▶ _REQUEST_
Omit every picture and output the rest of the records exactly as they are.

Collected data entries
◇ ◇ ◇ ◇
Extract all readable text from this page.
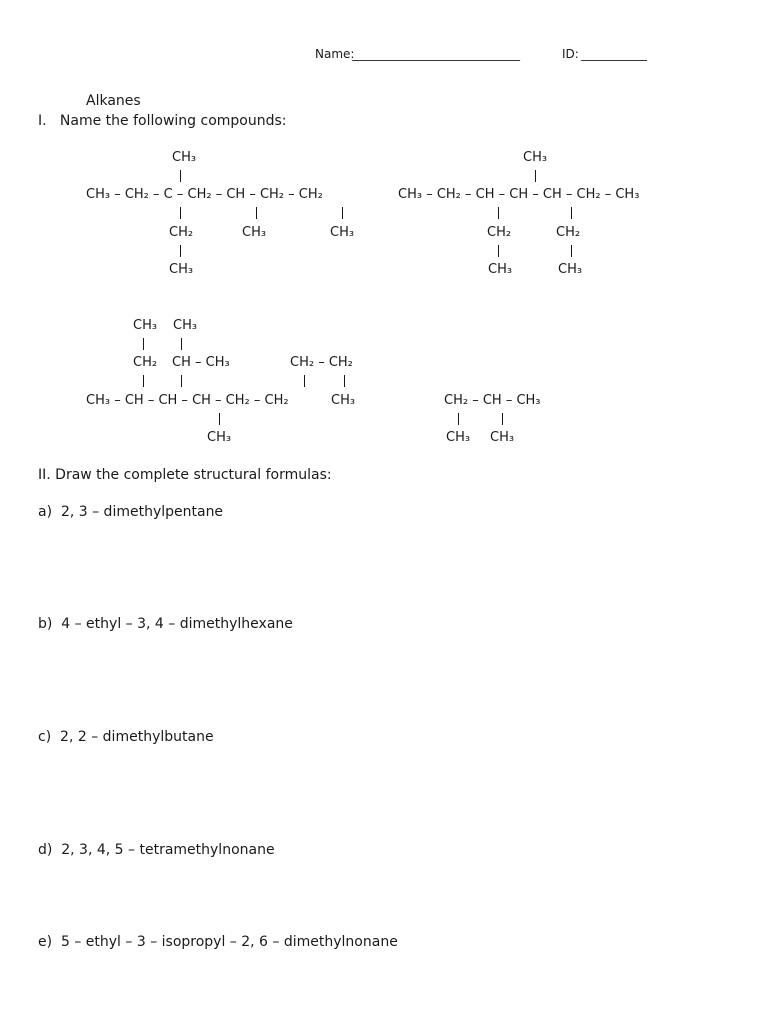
Name:
____________________________	ID: ___________
Alkanes
I.   Name the following compounds:
CH₃
CH₃ – CH₂ – C – CH₂ – CH – CH₂ – CH₂
CH₂	CH₃	CH₃
CH₃
CH₃
CH₃ – CH₂ – CH – CH – CH – CH₂ – CH₃
CH₂	CH₂
CH₃	CH₃
CH₃ CH₃
CH₂ CH – CH₃	CH₂ – CH₂
CH₃ – CH – CH – CH – CH₂ – CH₂	CH₃
CH₃
CH₂ – CH – CH₃
CH₃ CH₃
II. Draw the complete structural formulas:
a)  2, 3 – dimethylpentane
b)  4 – ethyl – 3, 4 – dimethylhexane
c)  2, 2 – dimethylbutane
d)  2, 3, 4, 5 – tetramethylnonane
e)  5 – ethyl – 3 – isopropyl – 2, 6 – dimethylnonane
◇ ◇ ◇ ◇
▶ _WRITTEN RESPONSE_
Extract all readable text from this page.
Name:
____________________________	ID: ___________
Alkanes
I.   Name the following compounds:
CH₃
CH₃ – CH₂ – C – CH₂ – CH – CH₂ – CH₂
CH₂	CH₃	CH₃
CH₃
CH₃
CH₃ – CH₂ – CH – CH – CH – CH₂ – CH₃
CH₂	CH₂
CH₃	CH₃
CH₃ CH₃
CH₂ CH – CH₃	CH₂ – CH₂
CH₃ – CH – CH – CH – CH₂ – CH₂	CH₃
CH₃
CH₂ – CH – CH₃
CH₃ CH₃
II. Draw the complete structural formulas:
a)  2, 3 – dimethylpentane
b)  4 – ethyl – 3, 4 – dimethylhexane
c)  2, 2 – dimethylbutane
d)  2, 3, 4, 5 – tetramethylnonane
e)  5 – ethyl – 3 – isopropyl – 2, 6 – dimethylnonane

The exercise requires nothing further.